### REQUIREMENT
Make a verbatim copy of the entries below; pictures stay out.

[Data entries]
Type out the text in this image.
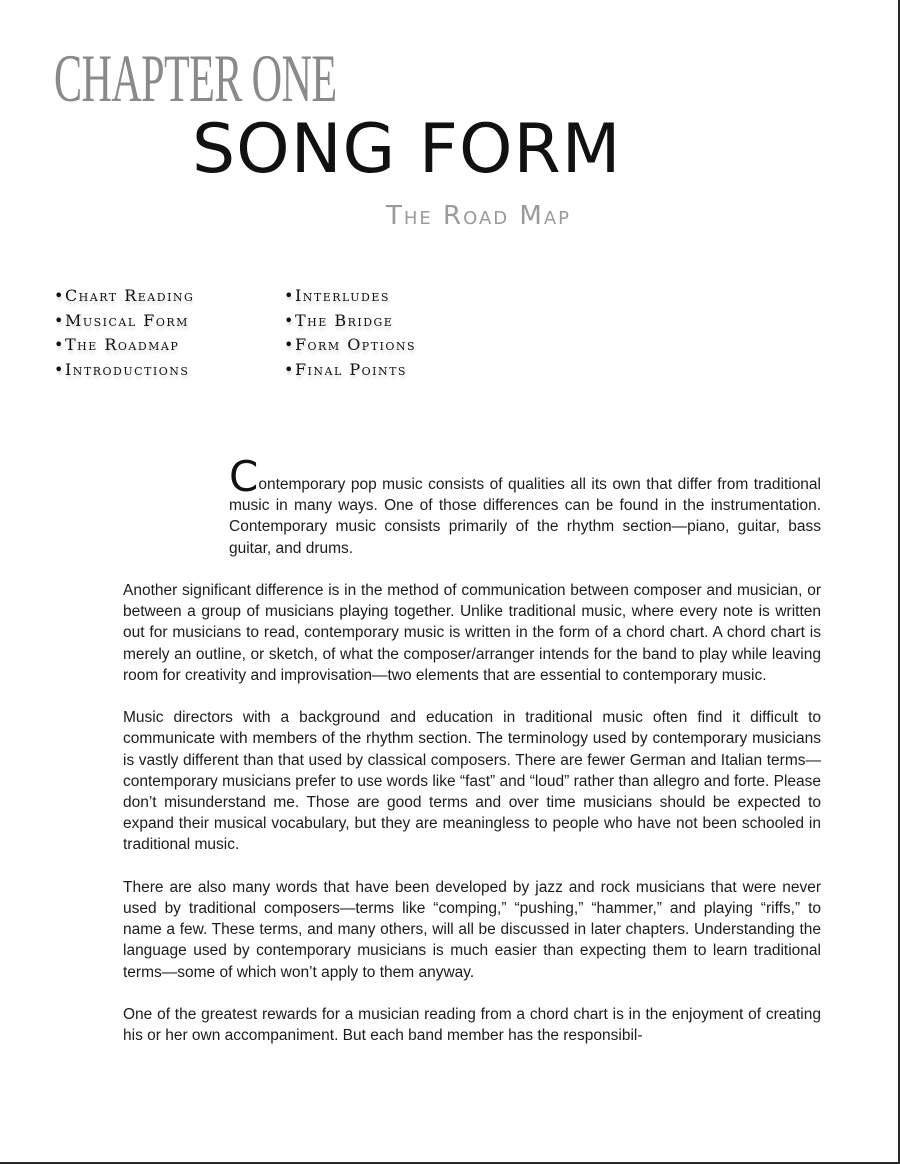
CHAPTER ONE
SONG FORM
The Road Map
•Chart Reading
•Musical Form
•The Roadmap
•Introductions
•Interludes
•The Bridge
•Form Options
•Final Points

Contemporary pop music consists of qualities all its own that differ from traditional music in many ways. One of those differences can be found in the instrumentation. Contemporary music consists primarily of the rhythm section—piano, guitar, bass guitar, and drums.

Another significant difference is in the method of communication between composer and musician, or between a group of musicians playing together. Unlike traditional music, where every note is written out for musicians to read, contemporary music is written in the form of a chord chart. A chord chart is merely an outline, or sketch, of what the composer/arranger intends for the band to play while leaving room for creativity and improvisation—two elements that are essential to contemporary music.

Music directors with a background and education in traditional music often find it difficult to communicate with members of the rhythm section. The terminology used by contemporary musicians is vastly different than that used by classical composers. There are fewer German and Italian terms—contemporary musicians prefer to use words like “fast” and “loud” rather than allegro and forte. Please don’t misunderstand me. Those are good terms and over time musicians should be expected to expand their musical vocabulary, but they are meaningless to people who have not been schooled in traditional music.

There are also many words that have been developed by jazz and rock musicians that were never used by traditional composers—terms like “comping,” “pushing,” “hammer,” and playing “riffs,” to name a few. These terms, and many others, will all be discussed in later chapters. Understanding the language used by contemporary musicians is much easier than expecting them to learn traditional terms—some of which won’t apply to them anyway.

One of the greatest rewards for a musician reading from a chord chart is in the enjoyment of creating his or her own accompaniment. But each band member has the responsibil-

### RESULT OF THIS TASK
Type out the text in this image.
CHAPTER ONE
SONG FORM
The Road Map
•Chart Reading
•Musical Form
•The Roadmap
•Introductions
•Interludes
•The Bridge
•Form Options
•Final Points

Contemporary pop music consists of qualities all its own that differ from traditional music in many ways. One of those differences can be found in the instrumentation. Contemporary music consists primarily of the rhythm section—piano, guitar, bass guitar, and drums.

Another significant difference is in the method of communication between composer and musician, or between a group of musicians playing together. Unlike traditional music, where every note is written out for musicians to read, contemporary music is written in the form of a chord chart. A chord chart is merely an outline, or sketch, of what the composer/arranger intends for the band to play while leaving room for creativity and improvisation—two elements that are essential to contemporary music.

Music directors with a background and education in traditional music often find it difficult to communicate with members of the rhythm section. The terminology used by contemporary musicians is vastly different than that used by classical composers. There are fewer German and Italian terms—contemporary musicians prefer to use words like “fast” and “loud” rather than allegro and forte. Please don’t misunderstand me. Those are good terms and over time musicians should be expected to expand their musical vocabulary, but they are meaningless to people who have not been schooled in traditional music.

There are also many words that have been developed by jazz and rock musicians that were never used by traditional composers—terms like “comping,” “pushing,” “hammer,” and playing “riffs,” to name a few. These terms, and many others, will all be discussed in later chapters. Understanding the language used by contemporary musicians is much easier than expecting them to learn traditional terms—some of which won’t apply to them anyway.

One of the greatest rewards for a musician reading from a chord chart is in the enjoyment of creating his or her own accompaniment. But each band member has the responsibil-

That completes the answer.